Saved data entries
** Start **

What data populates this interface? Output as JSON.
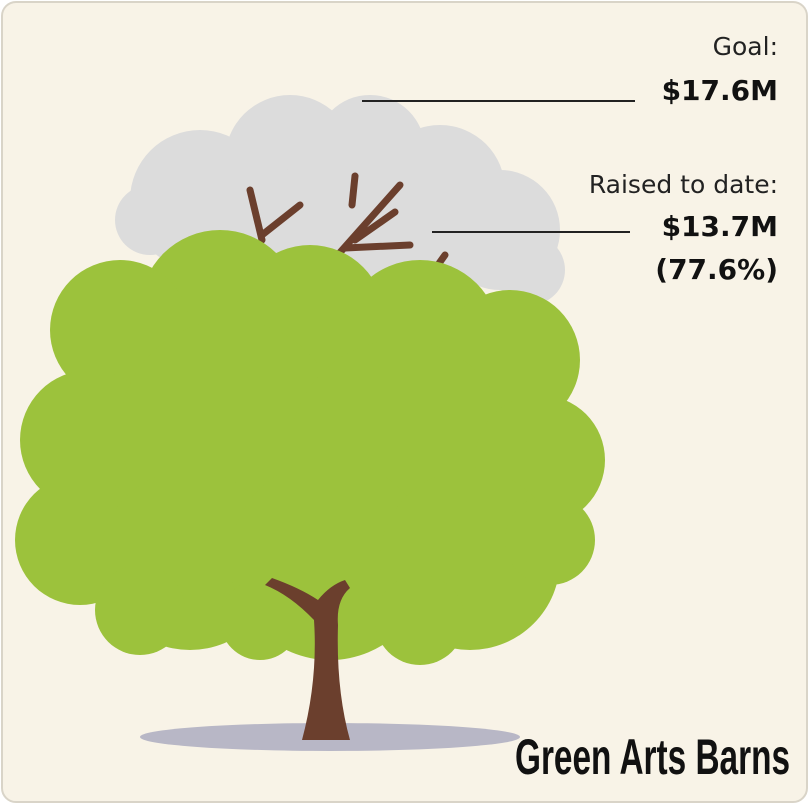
{
  "goal": {
    "label": "Goal:",
    "amount": "$17.6M"
  },
  "raised": {
    "label": "Raised to date:",
    "amount": "$13.7M",
    "percent": "(77.6%)"
  },
  "title": "Green Arts Barns"
}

** End **

Retype all of the entries exactly as written, leaving out any images.

(TASK OUTPUT)
What data populates this interface? Output as JSON.
{
  "goal": {
    "label": "Goal:",
    "amount": "$17.6M"
  },
  "raised": {
    "label": "Raised to date:",
    "amount": "$13.7M",
    "percent": "(77.6%)"
  },
  "title": "Green Arts Barns"
}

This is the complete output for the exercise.